*PROBLEM DETAILS*: Transcribe the entries below exactly.
*****
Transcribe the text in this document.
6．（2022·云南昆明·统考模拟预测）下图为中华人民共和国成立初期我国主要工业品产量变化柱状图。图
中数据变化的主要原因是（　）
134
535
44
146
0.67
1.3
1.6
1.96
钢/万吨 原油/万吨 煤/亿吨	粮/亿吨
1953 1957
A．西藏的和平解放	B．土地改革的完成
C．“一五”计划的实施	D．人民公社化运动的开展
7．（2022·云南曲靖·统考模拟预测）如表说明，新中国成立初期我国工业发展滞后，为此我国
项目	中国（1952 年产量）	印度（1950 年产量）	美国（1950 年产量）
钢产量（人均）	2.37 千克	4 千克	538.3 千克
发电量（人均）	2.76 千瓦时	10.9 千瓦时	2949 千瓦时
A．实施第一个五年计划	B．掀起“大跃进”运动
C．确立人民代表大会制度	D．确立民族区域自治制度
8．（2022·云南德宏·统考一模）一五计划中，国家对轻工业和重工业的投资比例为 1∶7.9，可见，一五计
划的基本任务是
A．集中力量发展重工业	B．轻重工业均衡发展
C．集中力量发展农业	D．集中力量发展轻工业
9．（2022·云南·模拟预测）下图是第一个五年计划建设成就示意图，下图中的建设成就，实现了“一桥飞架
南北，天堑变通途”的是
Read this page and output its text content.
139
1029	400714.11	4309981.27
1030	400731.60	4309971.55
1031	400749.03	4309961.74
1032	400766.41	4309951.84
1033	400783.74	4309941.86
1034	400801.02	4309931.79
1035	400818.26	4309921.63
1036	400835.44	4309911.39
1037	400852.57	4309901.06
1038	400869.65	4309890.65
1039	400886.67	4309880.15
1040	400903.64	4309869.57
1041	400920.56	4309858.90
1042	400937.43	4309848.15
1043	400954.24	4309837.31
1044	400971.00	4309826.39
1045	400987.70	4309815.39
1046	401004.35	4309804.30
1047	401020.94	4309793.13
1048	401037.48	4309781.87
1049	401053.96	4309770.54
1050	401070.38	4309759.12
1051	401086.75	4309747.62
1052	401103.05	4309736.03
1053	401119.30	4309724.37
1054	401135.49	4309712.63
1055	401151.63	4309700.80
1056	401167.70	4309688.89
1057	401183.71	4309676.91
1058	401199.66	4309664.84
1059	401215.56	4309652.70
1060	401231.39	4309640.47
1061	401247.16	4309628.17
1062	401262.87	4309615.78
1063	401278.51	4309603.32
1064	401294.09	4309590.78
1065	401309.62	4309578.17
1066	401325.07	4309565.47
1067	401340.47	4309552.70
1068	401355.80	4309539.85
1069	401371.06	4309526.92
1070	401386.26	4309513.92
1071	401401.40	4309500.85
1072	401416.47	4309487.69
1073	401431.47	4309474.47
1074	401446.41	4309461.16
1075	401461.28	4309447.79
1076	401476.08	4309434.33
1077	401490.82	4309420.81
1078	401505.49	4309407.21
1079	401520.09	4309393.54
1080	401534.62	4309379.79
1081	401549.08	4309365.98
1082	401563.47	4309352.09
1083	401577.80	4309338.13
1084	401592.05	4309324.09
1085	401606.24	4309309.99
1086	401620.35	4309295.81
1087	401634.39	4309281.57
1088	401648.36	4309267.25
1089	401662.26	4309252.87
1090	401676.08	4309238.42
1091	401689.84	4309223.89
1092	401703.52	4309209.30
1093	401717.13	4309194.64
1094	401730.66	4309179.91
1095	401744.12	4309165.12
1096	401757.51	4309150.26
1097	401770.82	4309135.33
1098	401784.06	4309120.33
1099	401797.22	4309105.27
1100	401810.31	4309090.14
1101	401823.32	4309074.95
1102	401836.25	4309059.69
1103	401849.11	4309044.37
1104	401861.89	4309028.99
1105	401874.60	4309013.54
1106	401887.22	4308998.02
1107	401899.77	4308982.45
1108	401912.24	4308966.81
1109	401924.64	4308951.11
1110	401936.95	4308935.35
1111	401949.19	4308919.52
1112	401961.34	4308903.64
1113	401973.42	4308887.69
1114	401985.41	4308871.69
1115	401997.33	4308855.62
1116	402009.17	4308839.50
*****
*TASK OUTPUT*:
Transcribe the text in this document.
6．（2022·云南昆明·统考模拟预测）下图为中华人民共和国成立初期我国主要工业品产量变化柱状图。图
中数据变化的主要原因是（　）
134
535
44
146
0.67
1.3
1.6
1.96
钢/万吨 原油/万吨 煤/亿吨	粮/亿吨
1953 1957
A．西藏的和平解放	B．土地改革的完成
C．“一五”计划的实施	D．人民公社化运动的开展
7．（2022·云南曲靖·统考模拟预测）如表说明，新中国成立初期我国工业发展滞后，为此我国
项目	中国（1952 年产量）	印度（1950 年产量）	美国（1950 年产量）
钢产量（人均）	2.37 千克	4 千克	538.3 千克
发电量（人均）	2.76 千瓦时	10.9 千瓦时	2949 千瓦时
A．实施第一个五年计划	B．掀起“大跃进”运动
C．确立人民代表大会制度	D．确立民族区域自治制度
8．（2022·云南德宏·统考一模）一五计划中，国家对轻工业和重工业的投资比例为 1∶7.9，可见，一五计
划的基本任务是
A．集中力量发展重工业	B．轻重工业均衡发展
C．集中力量发展农业	D．集中力量发展轻工业
9．（2022·云南·模拟预测）下图是第一个五年计划建设成就示意图，下图中的建设成就，实现了“一桥飞架
南北，天堑变通途”的是
Read this page and output its text content.
139
1029	400714.11	4309981.27
1030	400731.60	4309971.55
1031	400749.03	4309961.74
1032	400766.41	4309951.84
1033	400783.74	4309941.86
1034	400801.02	4309931.79
1035	400818.26	4309921.63
1036	400835.44	4309911.39
1037	400852.57	4309901.06
1038	400869.65	4309890.65
1039	400886.67	4309880.15
1040	400903.64	4309869.57
1041	400920.56	4309858.90
1042	400937.43	4309848.15
1043	400954.24	4309837.31
1044	400971.00	4309826.39
1045	400987.70	4309815.39
1046	401004.35	4309804.30
1047	401020.94	4309793.13
1048	401037.48	4309781.87
1049	401053.96	4309770.54
1050	401070.38	4309759.12
1051	401086.75	4309747.62
1052	401103.05	4309736.03
1053	401119.30	4309724.37
1054	401135.49	4309712.63
1055	401151.63	4309700.80
1056	401167.70	4309688.89
1057	401183.71	4309676.91
1058	401199.66	4309664.84
1059	401215.56	4309652.70
1060	401231.39	4309640.47
1061	401247.16	4309628.17
1062	401262.87	4309615.78
1063	401278.51	4309603.32
1064	401294.09	4309590.78
1065	401309.62	4309578.17
1066	401325.07	4309565.47
1067	401340.47	4309552.70
1068	401355.80	4309539.85
1069	401371.06	4309526.92
1070	401386.26	4309513.92
1071	401401.40	4309500.85
1072	401416.47	4309487.69
1073	401431.47	4309474.47
1074	401446.41	4309461.16
1075	401461.28	4309447.79
1076	401476.08	4309434.33
1077	401490.82	4309420.81
1078	401505.49	4309407.21
1079	401520.09	4309393.54
1080	401534.62	4309379.79
1081	401549.08	4309365.98
1082	401563.47	4309352.09
1083	401577.80	4309338.13
1084	401592.05	4309324.09
1085	401606.24	4309309.99
1086	401620.35	4309295.81
1087	401634.39	4309281.57
1088	401648.36	4309267.25
1089	401662.26	4309252.87
1090	401676.08	4309238.42
1091	401689.84	4309223.89
1092	401703.52	4309209.30
1093	401717.13	4309194.64
1094	401730.66	4309179.91
1095	401744.12	4309165.12
1096	401757.51	4309150.26
1097	401770.82	4309135.33
1098	401784.06	4309120.33
1099	401797.22	4309105.27
1100	401810.31	4309090.14
1101	401823.32	4309074.95
1102	401836.25	4309059.69
1103	401849.11	4309044.37
1104	401861.89	4309028.99
1105	401874.60	4309013.54
1106	401887.22	4308998.02
1107	401899.77	4308982.45
1108	401912.24	4308966.81
1109	401924.64	4308951.11
1110	401936.95	4308935.35
1111	401949.19	4308919.52
1112	401961.34	4308903.64
1113	401973.42	4308887.69
1114	401985.41	4308871.69
1115	401997.33	4308855.62
1116	402009.17	4308839.50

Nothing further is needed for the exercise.